[Stored items from a collection]

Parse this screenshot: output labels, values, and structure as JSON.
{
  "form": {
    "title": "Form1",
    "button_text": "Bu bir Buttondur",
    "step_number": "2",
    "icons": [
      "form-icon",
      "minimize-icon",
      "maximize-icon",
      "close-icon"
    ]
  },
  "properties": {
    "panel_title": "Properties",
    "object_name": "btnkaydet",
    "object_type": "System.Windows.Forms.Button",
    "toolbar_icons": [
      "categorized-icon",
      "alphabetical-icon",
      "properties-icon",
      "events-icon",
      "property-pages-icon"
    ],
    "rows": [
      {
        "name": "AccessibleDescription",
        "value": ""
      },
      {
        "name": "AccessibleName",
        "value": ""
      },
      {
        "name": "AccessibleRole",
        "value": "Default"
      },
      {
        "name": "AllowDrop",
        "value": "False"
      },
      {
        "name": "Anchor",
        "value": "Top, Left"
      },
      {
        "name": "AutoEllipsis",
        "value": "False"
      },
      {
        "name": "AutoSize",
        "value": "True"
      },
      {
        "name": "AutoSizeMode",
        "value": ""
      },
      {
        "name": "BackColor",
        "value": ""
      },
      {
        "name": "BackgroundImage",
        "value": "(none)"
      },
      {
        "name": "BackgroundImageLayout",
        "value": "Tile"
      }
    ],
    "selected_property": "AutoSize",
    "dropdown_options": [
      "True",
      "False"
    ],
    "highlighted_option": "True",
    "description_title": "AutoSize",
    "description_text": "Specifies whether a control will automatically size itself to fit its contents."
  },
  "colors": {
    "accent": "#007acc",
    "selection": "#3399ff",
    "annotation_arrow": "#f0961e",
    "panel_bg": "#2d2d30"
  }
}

**EXERCISE:** All lines holding the word "True" should be picked out and copied.

**THE OUTPUT:**
        "value": "True"
      "True",
    "highlighted_option": "True",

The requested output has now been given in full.